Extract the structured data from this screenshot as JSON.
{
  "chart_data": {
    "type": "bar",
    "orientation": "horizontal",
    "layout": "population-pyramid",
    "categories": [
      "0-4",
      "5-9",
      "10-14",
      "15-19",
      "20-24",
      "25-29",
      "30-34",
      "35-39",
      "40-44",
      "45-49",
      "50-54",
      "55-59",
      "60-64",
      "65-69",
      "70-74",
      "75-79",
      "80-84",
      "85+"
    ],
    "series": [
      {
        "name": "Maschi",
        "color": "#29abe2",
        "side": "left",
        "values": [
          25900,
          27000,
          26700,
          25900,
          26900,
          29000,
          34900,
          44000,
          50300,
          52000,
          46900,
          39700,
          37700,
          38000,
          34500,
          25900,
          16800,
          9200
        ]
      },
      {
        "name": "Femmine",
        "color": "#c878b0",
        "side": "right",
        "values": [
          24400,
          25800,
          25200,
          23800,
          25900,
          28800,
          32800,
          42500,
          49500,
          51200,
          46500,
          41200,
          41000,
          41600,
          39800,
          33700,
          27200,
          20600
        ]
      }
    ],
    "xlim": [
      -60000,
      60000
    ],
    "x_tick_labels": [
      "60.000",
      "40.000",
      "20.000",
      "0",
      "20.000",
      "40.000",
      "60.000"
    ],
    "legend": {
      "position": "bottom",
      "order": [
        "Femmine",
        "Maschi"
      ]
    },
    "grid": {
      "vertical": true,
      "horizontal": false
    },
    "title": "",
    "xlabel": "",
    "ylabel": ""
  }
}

--

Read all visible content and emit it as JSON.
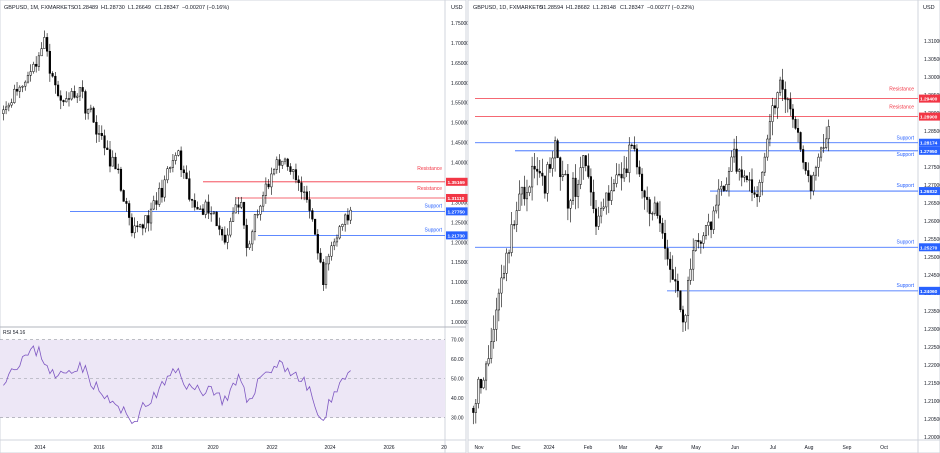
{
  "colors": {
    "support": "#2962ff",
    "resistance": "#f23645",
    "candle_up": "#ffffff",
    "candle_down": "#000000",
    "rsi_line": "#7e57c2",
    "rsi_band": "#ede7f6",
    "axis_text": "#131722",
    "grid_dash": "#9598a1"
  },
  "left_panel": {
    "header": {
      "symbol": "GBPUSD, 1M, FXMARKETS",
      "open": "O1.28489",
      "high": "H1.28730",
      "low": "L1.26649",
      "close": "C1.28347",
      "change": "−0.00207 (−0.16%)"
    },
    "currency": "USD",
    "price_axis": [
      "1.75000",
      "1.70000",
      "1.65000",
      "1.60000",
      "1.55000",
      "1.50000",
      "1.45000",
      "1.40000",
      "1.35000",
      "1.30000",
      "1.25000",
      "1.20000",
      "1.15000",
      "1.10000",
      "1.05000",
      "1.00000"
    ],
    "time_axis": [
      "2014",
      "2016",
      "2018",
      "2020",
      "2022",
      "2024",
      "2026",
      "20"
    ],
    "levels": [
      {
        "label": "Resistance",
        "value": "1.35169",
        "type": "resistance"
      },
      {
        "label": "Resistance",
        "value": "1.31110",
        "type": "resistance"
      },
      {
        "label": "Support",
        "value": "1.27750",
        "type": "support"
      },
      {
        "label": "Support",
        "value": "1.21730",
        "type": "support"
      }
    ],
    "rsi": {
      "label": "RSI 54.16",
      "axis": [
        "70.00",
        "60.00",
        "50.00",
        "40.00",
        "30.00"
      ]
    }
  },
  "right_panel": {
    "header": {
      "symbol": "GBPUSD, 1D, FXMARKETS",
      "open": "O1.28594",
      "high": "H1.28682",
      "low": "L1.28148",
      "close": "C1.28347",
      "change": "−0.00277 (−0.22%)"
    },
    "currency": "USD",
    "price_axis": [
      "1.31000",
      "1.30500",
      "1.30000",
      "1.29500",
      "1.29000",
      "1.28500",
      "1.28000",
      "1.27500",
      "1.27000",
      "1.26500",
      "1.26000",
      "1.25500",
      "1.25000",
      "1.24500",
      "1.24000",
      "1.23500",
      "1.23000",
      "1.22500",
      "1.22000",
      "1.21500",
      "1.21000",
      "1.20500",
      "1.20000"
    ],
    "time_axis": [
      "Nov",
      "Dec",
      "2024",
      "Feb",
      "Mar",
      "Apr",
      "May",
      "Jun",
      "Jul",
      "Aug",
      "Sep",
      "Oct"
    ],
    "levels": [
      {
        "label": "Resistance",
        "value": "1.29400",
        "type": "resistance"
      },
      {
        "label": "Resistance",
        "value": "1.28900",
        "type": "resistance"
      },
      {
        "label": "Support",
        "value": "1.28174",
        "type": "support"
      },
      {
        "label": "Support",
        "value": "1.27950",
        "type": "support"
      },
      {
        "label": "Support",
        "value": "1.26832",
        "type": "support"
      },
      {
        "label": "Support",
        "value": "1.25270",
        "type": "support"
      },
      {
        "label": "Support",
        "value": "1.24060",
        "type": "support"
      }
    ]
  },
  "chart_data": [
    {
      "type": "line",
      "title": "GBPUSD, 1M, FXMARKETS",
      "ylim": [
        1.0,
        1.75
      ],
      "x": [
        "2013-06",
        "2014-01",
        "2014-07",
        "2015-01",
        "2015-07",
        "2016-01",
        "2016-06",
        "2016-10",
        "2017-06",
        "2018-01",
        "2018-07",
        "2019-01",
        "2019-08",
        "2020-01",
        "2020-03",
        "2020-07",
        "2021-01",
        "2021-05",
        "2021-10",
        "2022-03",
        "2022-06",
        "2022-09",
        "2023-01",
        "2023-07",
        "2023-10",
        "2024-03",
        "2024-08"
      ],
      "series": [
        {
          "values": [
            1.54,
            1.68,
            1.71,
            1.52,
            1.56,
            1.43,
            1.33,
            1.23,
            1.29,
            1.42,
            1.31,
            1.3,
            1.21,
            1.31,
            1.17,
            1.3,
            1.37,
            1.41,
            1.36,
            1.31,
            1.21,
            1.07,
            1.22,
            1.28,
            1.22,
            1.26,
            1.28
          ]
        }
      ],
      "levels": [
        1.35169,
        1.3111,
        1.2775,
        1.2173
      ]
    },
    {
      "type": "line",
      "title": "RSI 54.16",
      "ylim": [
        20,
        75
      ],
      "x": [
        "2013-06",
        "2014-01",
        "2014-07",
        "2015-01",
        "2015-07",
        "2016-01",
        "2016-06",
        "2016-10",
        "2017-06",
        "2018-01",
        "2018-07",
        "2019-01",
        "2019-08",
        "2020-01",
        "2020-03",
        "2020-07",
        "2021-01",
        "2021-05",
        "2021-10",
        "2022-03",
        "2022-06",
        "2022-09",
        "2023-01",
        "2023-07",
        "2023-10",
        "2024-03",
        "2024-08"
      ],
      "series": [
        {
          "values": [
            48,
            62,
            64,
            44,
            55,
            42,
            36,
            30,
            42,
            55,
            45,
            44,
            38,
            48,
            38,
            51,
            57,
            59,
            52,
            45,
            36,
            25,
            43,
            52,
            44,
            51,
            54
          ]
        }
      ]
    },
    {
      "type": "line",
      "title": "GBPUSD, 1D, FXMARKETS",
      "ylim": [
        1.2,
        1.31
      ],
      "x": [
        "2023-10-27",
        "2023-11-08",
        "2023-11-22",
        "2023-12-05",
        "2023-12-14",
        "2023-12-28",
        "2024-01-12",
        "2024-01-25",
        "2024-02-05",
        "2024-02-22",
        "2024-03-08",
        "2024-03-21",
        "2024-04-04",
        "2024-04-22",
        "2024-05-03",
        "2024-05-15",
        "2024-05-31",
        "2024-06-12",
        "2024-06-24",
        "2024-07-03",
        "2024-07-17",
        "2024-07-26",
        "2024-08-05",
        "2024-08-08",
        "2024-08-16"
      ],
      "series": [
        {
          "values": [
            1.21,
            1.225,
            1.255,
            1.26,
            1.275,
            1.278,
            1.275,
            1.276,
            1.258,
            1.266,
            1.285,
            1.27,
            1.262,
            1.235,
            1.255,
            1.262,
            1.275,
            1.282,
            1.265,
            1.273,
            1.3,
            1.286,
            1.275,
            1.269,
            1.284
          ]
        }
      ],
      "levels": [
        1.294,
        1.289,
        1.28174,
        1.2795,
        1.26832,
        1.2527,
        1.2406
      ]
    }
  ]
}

--

### Work instructions
Which lines hold the string "JSON"? Copy all of them from the data above.

### Result of this exercise
Extract the structured data from this screenshot as JSON.
Read all visible content and emit it as JSON.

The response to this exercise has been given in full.